**Problem to work on**
Restate the full set of records exactly, word for word.

===============

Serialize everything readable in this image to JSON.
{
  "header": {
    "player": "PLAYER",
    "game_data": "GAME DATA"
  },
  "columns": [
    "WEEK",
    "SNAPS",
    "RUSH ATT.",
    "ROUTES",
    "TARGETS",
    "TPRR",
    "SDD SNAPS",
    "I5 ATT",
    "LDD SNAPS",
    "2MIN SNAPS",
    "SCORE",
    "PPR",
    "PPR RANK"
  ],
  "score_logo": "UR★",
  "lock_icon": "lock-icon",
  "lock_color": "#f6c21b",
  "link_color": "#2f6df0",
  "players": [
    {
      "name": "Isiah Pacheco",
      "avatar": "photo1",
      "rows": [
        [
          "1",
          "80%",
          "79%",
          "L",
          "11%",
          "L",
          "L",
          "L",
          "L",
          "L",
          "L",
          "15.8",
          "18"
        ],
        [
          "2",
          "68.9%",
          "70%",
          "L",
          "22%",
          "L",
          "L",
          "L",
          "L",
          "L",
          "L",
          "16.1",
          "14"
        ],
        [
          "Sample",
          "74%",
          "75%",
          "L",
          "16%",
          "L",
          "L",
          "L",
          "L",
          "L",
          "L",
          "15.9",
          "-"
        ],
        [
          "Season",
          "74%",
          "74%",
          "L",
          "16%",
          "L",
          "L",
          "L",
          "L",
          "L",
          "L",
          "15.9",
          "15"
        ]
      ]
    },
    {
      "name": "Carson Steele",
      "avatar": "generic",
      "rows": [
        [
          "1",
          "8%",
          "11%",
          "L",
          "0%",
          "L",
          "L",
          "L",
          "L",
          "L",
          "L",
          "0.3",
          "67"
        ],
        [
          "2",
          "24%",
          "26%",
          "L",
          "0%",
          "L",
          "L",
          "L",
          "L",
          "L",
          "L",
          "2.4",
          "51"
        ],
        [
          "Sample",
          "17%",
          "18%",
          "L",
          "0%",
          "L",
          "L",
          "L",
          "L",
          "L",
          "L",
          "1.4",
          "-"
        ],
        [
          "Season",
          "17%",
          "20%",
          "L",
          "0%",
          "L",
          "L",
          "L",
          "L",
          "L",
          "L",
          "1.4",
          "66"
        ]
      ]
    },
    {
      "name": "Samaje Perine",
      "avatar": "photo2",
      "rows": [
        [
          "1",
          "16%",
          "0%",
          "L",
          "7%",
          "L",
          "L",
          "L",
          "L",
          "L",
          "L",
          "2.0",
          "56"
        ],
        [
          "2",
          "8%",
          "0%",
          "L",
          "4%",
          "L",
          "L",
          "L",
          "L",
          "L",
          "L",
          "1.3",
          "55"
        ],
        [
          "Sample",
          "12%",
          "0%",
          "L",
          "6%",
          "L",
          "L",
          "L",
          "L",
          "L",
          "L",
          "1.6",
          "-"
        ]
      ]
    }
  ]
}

===============

**Full response**
Serialize everything readable in this image to JSON.
{
  "header": {
    "player": "PLAYER",
    "game_data": "GAME DATA"
  },
  "columns": [
    "WEEK",
    "SNAPS",
    "RUSH ATT.",
    "ROUTES",
    "TARGETS",
    "TPRR",
    "SDD SNAPS",
    "I5 ATT",
    "LDD SNAPS",
    "2MIN SNAPS",
    "SCORE",
    "PPR",
    "PPR RANK"
  ],
  "score_logo": "UR★",
  "lock_icon": "lock-icon",
  "lock_color": "#f6c21b",
  "link_color": "#2f6df0",
  "players": [
    {
      "name": "Isiah Pacheco",
      "avatar": "photo1",
      "rows": [
        [
          "1",
          "80%",
          "79%",
          "L",
          "11%",
          "L",
          "L",
          "L",
          "L",
          "L",
          "L",
          "15.8",
          "18"
        ],
        [
          "2",
          "68.9%",
          "70%",
          "L",
          "22%",
          "L",
          "L",
          "L",
          "L",
          "L",
          "L",
          "16.1",
          "14"
        ],
        [
          "Sample",
          "74%",
          "75%",
          "L",
          "16%",
          "L",
          "L",
          "L",
          "L",
          "L",
          "L",
          "15.9",
          "-"
        ],
        [
          "Season",
          "74%",
          "74%",
          "L",
          "16%",
          "L",
          "L",
          "L",
          "L",
          "L",
          "L",
          "15.9",
          "15"
        ]
      ]
    },
    {
      "name": "Carson Steele",
      "avatar": "generic",
      "rows": [
        [
          "1",
          "8%",
          "11%",
          "L",
          "0%",
          "L",
          "L",
          "L",
          "L",
          "L",
          "L",
          "0.3",
          "67"
        ],
        [
          "2",
          "24%",
          "26%",
          "L",
          "0%",
          "L",
          "L",
          "L",
          "L",
          "L",
          "L",
          "2.4",
          "51"
        ],
        [
          "Sample",
          "17%",
          "18%",
          "L",
          "0%",
          "L",
          "L",
          "L",
          "L",
          "L",
          "L",
          "1.4",
          "-"
        ],
        [
          "Season",
          "17%",
          "20%",
          "L",
          "0%",
          "L",
          "L",
          "L",
          "L",
          "L",
          "L",
          "1.4",
          "66"
        ]
      ]
    },
    {
      "name": "Samaje Perine",
      "avatar": "photo2",
      "rows": [
        [
          "1",
          "16%",
          "0%",
          "L",
          "7%",
          "L",
          "L",
          "L",
          "L",
          "L",
          "L",
          "2.0",
          "56"
        ],
        [
          "2",
          "8%",
          "0%",
          "L",
          "4%",
          "L",
          "L",
          "L",
          "L",
          "L",
          "L",
          "1.3",
          "55"
        ],
        [
          "Sample",
          "12%",
          "0%",
          "L",
          "6%",
          "L",
          "L",
          "L",
          "L",
          "L",
          "L",
          "1.6",
          "-"
        ]
      ]
    }
  ]
}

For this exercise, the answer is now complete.